[Extracted records]
____________________

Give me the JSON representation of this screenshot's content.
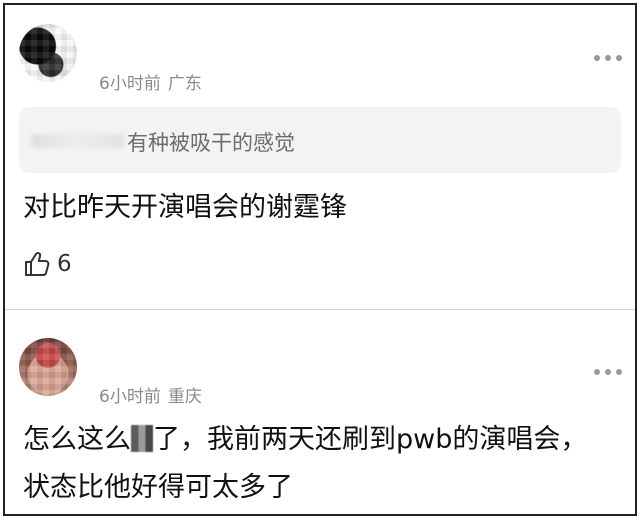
{
  "comments": [
    {
      "avatar_icon": "blurred-user-avatar",
      "time": "6小时前",
      "location": "广东",
      "quoted_reply": "有种被吸干的感觉",
      "text": "对比昨天开演唱会的谢霆锋",
      "like_icon": "thumbs-up-icon",
      "likes": "6",
      "more_icon": "more-dots-icon"
    },
    {
      "avatar_icon": "blurred-user-avatar",
      "time": "6小时前",
      "location": "重庆",
      "text_line1_before": "怎么这么",
      "text_line1_after": "了，我前两天还刷到pwb的演唱会，",
      "text_line2": "状态比他好得可太多了",
      "more_icon": "more-dots-icon"
    }
  ],
  "colors": {
    "meta": "#8a8a8a",
    "quote_background": "#f3f3f3",
    "quote_text": "#6c6c6c",
    "body_text": "#111111",
    "divider": "#d4d4d4"
  }
}
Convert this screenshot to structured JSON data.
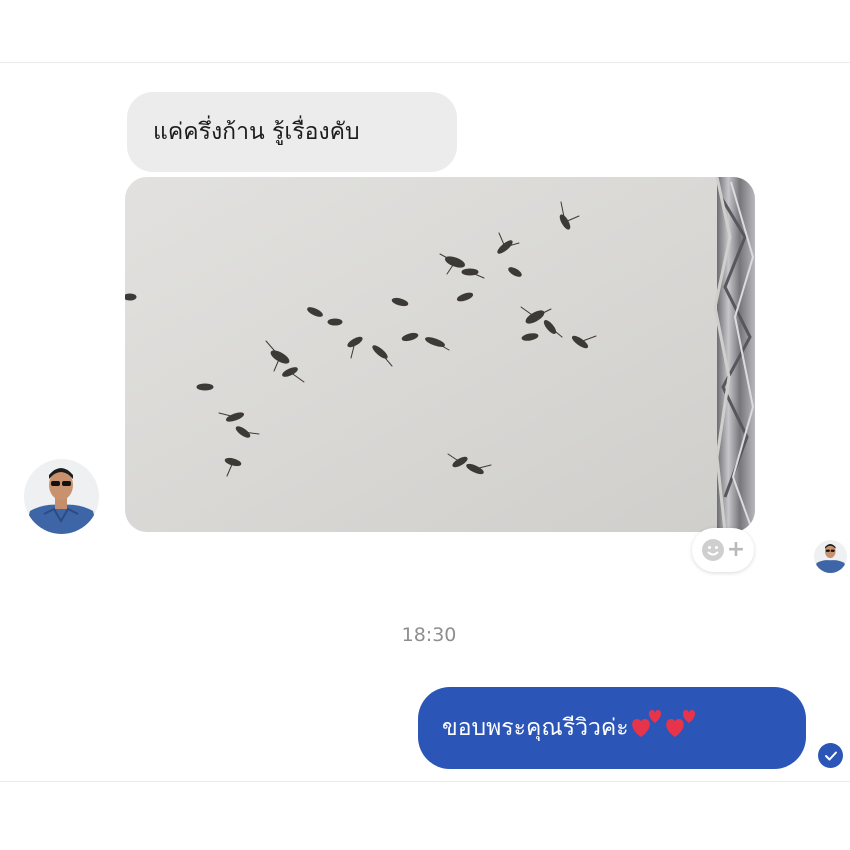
{
  "conversation": {
    "incoming_message": "แค่ครึ่งก้าน รู้เรื่องคับ",
    "timestamp": "18:30",
    "outgoing_message": "ขอบพระคุณรีวิวค่ะ",
    "outgoing_emoji": "💕💕"
  },
  "colors": {
    "incoming_bubble": "#ececec",
    "outgoing_bubble": "#2b55b7",
    "timestamp": "#8f8f8f"
  },
  "icons": {
    "react": "smiley-add-icon",
    "read_receipt": "checkmark-icon"
  }
}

____________________

▸ **WHAT TO WORK ON**: Drop the images and quote the entries word for word.

▸ **TASK OUTPUT**:
Give me the JSON representation of this screenshot's content.
{
  "comments": [
    {
      "avatar_icon": "blurred-user-avatar",
      "time": "6小时前",
      "location": "广东",
      "quoted_reply": "有种被吸干的感觉",
      "text": "对比昨天开演唱会的谢霆锋",
      "like_icon": "thumbs-up-icon",
      "likes": "6",
      "more_icon": "more-dots-icon"
    },
    {
      "avatar_icon": "blurred-user-avatar",
      "time": "6小时前",
      "location": "重庆",
      "text_line1_before": "怎么这么",
      "text_line1_after": "了，我前两天还刷到pwb的演唱会，",
      "text_line2": "状态比他好得可太多了",
      "more_icon": "more-dots-icon"
    }
  ],
  "colors": {
    "meta": "#8a8a8a",
    "quote_background": "#f3f3f3",
    "quote_text": "#6c6c6c",
    "body_text": "#111111",
    "divider": "#d4d4d4"
  }
}
Convert this screenshot to structured JSON data.
{
  "conversation": {
    "incoming_message": "แค่ครึ่งก้าน รู้เรื่องคับ",
    "timestamp": "18:30",
    "outgoing_message": "ขอบพระคุณรีวิวค่ะ",
    "outgoing_emoji": "💕💕"
  },
  "colors": {
    "incoming_bubble": "#ececec",
    "outgoing_bubble": "#2b55b7",
    "timestamp": "#8f8f8f"
  },
  "icons": {
    "react": "smiley-add-icon",
    "read_receipt": "checkmark-icon"
  }
}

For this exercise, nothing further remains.